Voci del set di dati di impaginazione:
▬▬▬

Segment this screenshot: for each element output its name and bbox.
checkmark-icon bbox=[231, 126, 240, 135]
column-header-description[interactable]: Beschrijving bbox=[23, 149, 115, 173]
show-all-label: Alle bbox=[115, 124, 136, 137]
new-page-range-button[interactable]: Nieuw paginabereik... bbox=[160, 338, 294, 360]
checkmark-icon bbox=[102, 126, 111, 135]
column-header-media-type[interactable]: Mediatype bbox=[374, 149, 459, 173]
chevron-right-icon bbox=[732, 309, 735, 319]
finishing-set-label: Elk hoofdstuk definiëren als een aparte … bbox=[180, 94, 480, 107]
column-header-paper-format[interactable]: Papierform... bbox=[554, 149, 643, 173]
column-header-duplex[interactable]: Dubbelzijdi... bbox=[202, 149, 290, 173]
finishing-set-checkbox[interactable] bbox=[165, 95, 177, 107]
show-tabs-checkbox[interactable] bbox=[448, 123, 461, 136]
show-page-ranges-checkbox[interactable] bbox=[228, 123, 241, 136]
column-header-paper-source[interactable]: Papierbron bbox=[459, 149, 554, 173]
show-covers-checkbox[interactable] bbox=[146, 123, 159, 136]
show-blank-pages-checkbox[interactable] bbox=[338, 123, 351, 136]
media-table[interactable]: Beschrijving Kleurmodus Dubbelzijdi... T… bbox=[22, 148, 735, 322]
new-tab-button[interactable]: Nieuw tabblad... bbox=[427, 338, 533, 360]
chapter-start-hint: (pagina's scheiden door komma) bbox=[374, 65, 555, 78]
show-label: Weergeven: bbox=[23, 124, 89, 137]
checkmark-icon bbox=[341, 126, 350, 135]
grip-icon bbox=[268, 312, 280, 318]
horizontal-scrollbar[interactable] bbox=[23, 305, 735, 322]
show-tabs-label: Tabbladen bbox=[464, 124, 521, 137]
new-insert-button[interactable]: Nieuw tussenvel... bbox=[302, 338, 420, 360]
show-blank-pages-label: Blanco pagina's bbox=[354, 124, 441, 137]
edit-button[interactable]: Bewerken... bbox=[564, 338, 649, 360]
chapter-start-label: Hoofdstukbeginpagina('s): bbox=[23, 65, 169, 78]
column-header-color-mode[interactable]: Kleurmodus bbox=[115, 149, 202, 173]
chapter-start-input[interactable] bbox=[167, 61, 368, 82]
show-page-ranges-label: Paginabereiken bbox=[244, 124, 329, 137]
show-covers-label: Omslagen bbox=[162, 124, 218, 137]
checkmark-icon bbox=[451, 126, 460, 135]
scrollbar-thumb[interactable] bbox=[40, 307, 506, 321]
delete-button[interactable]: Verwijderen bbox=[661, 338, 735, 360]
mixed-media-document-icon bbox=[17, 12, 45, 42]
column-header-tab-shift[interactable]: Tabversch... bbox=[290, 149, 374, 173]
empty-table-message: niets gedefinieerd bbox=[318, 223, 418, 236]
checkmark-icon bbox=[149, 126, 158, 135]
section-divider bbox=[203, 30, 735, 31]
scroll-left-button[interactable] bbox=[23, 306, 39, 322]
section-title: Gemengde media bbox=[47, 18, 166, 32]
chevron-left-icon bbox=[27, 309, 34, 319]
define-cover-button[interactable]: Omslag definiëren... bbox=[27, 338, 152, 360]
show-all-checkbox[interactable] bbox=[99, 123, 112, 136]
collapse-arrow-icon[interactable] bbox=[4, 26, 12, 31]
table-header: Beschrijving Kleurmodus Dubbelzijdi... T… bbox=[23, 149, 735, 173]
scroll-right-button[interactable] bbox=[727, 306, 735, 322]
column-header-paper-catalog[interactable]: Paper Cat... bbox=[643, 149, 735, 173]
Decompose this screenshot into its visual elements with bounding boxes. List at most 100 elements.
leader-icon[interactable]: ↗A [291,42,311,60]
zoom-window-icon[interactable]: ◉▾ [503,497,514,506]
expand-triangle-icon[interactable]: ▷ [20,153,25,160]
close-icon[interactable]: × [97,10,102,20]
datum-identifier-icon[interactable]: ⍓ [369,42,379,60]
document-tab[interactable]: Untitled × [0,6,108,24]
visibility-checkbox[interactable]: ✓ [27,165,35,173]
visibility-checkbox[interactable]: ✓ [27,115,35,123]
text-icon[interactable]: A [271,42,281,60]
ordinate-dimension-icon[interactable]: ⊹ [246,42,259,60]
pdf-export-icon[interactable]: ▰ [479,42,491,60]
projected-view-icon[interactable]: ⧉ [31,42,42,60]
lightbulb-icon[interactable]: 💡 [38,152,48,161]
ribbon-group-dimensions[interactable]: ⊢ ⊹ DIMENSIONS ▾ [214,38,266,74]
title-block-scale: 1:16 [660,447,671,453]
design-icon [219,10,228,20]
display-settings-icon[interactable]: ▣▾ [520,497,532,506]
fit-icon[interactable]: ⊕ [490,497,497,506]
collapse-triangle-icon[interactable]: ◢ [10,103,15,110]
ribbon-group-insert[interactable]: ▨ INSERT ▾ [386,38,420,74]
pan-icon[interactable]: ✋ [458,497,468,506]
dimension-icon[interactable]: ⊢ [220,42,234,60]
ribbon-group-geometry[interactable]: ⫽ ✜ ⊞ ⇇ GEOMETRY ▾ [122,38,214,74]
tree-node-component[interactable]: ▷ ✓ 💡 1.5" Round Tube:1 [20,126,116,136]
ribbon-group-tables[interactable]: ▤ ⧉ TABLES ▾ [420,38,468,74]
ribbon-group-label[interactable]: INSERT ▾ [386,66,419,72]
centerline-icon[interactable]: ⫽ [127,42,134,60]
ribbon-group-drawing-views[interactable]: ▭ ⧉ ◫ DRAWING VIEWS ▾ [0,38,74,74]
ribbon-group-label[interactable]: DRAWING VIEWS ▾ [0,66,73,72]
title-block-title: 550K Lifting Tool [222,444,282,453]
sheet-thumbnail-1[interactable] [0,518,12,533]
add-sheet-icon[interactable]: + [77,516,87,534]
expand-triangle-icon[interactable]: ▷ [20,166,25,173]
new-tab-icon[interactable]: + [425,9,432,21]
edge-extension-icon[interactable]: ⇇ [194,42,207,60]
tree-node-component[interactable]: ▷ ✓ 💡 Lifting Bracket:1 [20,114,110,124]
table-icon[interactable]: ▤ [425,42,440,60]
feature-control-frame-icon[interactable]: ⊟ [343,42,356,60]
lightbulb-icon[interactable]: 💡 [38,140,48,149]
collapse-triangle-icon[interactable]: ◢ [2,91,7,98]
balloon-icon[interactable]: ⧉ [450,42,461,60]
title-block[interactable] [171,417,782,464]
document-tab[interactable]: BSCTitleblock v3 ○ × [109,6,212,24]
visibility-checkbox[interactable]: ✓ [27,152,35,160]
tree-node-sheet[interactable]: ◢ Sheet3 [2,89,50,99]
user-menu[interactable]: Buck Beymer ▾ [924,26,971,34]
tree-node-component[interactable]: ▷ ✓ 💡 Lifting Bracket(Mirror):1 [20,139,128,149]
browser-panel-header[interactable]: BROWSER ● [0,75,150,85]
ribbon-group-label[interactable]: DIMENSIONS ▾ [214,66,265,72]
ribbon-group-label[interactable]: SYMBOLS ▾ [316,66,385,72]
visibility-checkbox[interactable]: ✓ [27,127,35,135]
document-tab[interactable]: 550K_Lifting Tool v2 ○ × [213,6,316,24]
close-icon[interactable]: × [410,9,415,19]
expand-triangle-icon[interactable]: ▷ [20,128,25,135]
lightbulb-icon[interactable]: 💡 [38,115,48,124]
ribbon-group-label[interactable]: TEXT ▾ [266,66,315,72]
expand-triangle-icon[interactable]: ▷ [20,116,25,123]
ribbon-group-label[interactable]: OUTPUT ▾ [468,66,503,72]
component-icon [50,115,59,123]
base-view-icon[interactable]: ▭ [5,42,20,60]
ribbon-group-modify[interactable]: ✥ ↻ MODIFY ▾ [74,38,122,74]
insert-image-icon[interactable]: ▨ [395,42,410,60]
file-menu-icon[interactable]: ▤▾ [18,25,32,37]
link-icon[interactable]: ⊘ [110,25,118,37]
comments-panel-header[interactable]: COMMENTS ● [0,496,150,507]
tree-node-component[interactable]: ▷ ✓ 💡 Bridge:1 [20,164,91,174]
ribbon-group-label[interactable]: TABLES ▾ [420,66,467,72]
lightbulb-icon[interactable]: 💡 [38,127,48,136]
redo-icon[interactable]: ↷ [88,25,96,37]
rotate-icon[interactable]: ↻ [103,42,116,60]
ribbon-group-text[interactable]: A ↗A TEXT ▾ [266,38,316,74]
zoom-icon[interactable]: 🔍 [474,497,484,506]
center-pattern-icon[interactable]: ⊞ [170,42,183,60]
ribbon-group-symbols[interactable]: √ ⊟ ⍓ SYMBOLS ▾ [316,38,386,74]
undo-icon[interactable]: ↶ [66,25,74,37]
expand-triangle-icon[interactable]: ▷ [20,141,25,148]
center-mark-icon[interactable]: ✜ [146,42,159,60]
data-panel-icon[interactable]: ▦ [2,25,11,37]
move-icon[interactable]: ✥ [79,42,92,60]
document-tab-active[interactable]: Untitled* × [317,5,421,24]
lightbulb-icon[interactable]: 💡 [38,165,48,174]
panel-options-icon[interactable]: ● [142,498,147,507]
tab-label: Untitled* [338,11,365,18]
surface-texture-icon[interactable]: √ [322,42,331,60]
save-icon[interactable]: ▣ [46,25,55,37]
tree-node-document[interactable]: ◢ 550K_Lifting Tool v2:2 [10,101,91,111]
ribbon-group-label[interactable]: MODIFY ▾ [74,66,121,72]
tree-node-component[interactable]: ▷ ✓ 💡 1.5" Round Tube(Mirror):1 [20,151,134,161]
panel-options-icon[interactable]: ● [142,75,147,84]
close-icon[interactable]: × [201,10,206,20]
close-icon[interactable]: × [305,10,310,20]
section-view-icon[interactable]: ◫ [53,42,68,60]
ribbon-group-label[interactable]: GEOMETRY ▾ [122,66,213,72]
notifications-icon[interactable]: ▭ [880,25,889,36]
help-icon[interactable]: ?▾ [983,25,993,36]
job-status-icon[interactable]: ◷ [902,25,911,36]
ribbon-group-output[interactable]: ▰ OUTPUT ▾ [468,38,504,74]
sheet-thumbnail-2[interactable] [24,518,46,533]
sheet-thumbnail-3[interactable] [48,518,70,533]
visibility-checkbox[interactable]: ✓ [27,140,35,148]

▬▬▬

PROBLEMA BREVE: Trascrivi senza alcuna modifica le righe del materiale a partire dalla prima e fino a quella che contiene "show-all-label: Alle bbox=[115, 124, 136, 137]", inclusa.

RISPOSTA AL COMPITO:
Segment this screenshot: for each element output its name and bbox.
checkmark-icon bbox=[231, 126, 240, 135]
column-header-description[interactable]: Beschrijving bbox=[23, 149, 115, 173]
show-all-label: Alle bbox=[115, 124, 136, 137]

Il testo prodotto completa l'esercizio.